■ **READING PASSAGE**

########################################

Frequently Asked Questions

What are the 4Cs of an extraordinary team? 

The 4Cs are Clarity, Connection, Commitment, and Contribution, the four conditions that separate high-performing teams from groups that simply share work. Developed by Results, the framework is the team-level layer of the Results Execution System (RES).

What's the difference between team clarity and team commitment? 

Clarity means everyone understands the team's purpose, goals, roles, and decision-making authority. Commitment means the team has processes that turn those agreements into consistent action. Clarity defines what the team is supposed to do. Commitment makes sure it actually gets done. 

Why do high-performing teams need connection, not just collaboration?

Collaboration without trust tends to break down under pressure. Connection, built on vulnerability-based trust and candor, is what allows a team to disagree productively, surface real problems early, and move quickly without second-guessing each other. 

How do you build accountability into a team without micromanaging?

Accountability comes from clear commitments and visible follow-through, not supervision. When a team has agreed-upon processes for tracking what was promised and reviewing what happened, accountability becomes built into how the team operates rather than something a leader has to enforce. 

What is the Ringelmann Effect and how does it affect teams?

########################################

(Dataset items)
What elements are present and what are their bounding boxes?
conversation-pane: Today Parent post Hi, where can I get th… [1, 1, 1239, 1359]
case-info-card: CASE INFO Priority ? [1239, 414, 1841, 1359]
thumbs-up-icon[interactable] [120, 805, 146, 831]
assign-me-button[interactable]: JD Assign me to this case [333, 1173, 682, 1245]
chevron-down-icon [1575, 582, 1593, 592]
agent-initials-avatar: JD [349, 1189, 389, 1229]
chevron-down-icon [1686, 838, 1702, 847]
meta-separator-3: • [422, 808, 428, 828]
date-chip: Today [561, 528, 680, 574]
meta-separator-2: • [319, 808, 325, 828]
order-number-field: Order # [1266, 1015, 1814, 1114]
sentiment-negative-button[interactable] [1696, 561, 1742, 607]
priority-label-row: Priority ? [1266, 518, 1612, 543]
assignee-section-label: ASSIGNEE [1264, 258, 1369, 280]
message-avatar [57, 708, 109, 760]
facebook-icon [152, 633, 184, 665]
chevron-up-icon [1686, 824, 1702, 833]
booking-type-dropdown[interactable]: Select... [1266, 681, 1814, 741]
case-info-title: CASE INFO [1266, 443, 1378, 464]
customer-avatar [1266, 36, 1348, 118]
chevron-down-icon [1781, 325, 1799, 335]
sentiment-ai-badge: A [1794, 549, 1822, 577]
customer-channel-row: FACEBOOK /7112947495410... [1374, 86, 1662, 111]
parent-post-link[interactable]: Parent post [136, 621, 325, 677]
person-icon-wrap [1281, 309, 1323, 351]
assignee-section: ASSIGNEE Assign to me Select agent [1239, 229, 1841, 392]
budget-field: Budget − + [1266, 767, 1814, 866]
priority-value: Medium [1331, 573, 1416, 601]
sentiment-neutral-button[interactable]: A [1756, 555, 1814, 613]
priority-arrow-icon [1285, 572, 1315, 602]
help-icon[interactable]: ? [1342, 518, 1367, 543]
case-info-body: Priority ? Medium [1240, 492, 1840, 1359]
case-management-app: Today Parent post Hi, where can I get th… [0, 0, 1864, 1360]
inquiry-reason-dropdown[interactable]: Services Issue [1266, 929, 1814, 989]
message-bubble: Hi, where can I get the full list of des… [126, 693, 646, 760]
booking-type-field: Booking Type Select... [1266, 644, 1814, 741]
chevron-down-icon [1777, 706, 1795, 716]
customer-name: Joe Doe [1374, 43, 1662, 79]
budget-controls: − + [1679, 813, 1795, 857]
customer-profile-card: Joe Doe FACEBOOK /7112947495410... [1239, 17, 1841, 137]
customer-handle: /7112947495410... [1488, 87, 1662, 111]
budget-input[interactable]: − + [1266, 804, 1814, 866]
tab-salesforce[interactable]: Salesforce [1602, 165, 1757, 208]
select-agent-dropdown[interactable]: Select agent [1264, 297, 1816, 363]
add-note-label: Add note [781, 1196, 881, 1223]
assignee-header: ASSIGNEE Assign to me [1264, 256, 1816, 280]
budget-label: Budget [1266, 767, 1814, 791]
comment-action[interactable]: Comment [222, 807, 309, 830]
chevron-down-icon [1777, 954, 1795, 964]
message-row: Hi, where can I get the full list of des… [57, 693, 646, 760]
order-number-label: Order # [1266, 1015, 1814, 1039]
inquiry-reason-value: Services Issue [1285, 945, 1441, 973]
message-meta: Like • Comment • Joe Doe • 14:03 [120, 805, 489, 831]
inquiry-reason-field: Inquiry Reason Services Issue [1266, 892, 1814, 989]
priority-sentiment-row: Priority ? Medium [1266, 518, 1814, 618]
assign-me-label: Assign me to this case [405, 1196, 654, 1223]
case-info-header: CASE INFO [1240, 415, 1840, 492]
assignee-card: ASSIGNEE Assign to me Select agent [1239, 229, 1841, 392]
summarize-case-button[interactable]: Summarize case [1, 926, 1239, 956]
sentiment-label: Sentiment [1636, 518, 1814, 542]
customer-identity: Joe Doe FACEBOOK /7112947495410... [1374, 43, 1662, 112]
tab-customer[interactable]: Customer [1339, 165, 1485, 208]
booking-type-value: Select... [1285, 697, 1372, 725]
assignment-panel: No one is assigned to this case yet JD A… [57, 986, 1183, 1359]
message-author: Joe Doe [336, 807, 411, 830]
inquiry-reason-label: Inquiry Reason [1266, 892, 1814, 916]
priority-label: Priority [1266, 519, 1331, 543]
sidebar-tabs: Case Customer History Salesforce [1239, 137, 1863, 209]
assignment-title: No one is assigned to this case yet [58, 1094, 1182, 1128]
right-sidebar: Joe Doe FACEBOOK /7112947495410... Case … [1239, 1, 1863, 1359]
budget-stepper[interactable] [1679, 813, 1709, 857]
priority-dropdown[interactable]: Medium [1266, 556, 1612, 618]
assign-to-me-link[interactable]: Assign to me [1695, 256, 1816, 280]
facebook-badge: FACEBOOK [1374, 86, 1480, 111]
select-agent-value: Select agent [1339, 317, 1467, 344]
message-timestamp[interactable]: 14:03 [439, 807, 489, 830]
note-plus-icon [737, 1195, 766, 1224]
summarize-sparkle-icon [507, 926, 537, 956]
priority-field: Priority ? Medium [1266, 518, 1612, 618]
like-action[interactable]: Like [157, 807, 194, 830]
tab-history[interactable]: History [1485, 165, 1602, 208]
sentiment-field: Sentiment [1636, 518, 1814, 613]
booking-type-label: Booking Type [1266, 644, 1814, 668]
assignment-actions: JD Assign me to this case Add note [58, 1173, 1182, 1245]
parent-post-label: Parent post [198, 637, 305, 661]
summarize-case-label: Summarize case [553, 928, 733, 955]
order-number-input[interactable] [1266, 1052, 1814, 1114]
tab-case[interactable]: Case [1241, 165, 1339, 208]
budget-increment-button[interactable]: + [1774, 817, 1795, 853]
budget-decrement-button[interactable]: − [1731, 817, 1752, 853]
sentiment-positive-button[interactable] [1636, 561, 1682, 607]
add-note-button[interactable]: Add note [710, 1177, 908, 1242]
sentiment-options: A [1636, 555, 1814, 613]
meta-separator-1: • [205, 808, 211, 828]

########################################

■ **WORK TO DO**
a) Repeat, word for word, the portion of the FAQ on the 4Cs starting with "Why do high-performing" and going on through "it affect teams?".
b) List the four conditions that the FAQ on the 4Cs names as making up the 4Cs.
c) Extend the FAQ on the 4Cs past its final line, keeping its format and tone.
This data bears no relation to the FAQ on the 4Cs.

■ **PER-TASK ANSWERS**
a)
Why do high-performing teams need connection, not just collaboration?

Collaboration without trust tends to break down under pressure. Connection, built on vulnerability-based trust and candor, is what allows a team to disagree productively, surface real problems early, and move quickly without second-guessing each other. 

How do you build accountability into a team without micromanaging?

Accountability comes from clear commitments and visible follow-through, not supervision. When a team has agreed-upon processes for tracking what was promised and reviewing what happened, accountability becomes built into how the team operates rather than something a leader has to enforce. 

What is the Ringelmann Effect and how does it affect teams?

b) Clarity, Connection, Commitment, Contribution

c)
The Ringelmann Effect is the tendency for individual effort to decrease as group size increases, often called social loafing. Without clear contribution and visible ownership, larger teams can produce less per person than smaller ones, even when the team has more total talent. 

How does the 4Cs framework connect to the Results Execution System? 

The 4Cs is the team-level layer of RES. While RES governs execution across an entire organization, the 4Cs specifically addresses how individual teams need to operate, with clarity, trust, commitment, and contribution, to execute consistently. 

Results' Four Cs of Extraordinary TeamsBuilding Great Teams 

To achieve synergy great teams need the 4Cs – Clarity, Connection, Commitment and Contribution. Team cohesion and productivity takes continued care and nurturing to deliver the synergistic effect. 

If you’d like to learn more about the Results 4Cs framework or other ways you can take the simpler path to creating a great business, connect with us. 

Tim

Tim O’Connor

 Originally published by Tim O'Connor. Updated June 2026 by the Results team.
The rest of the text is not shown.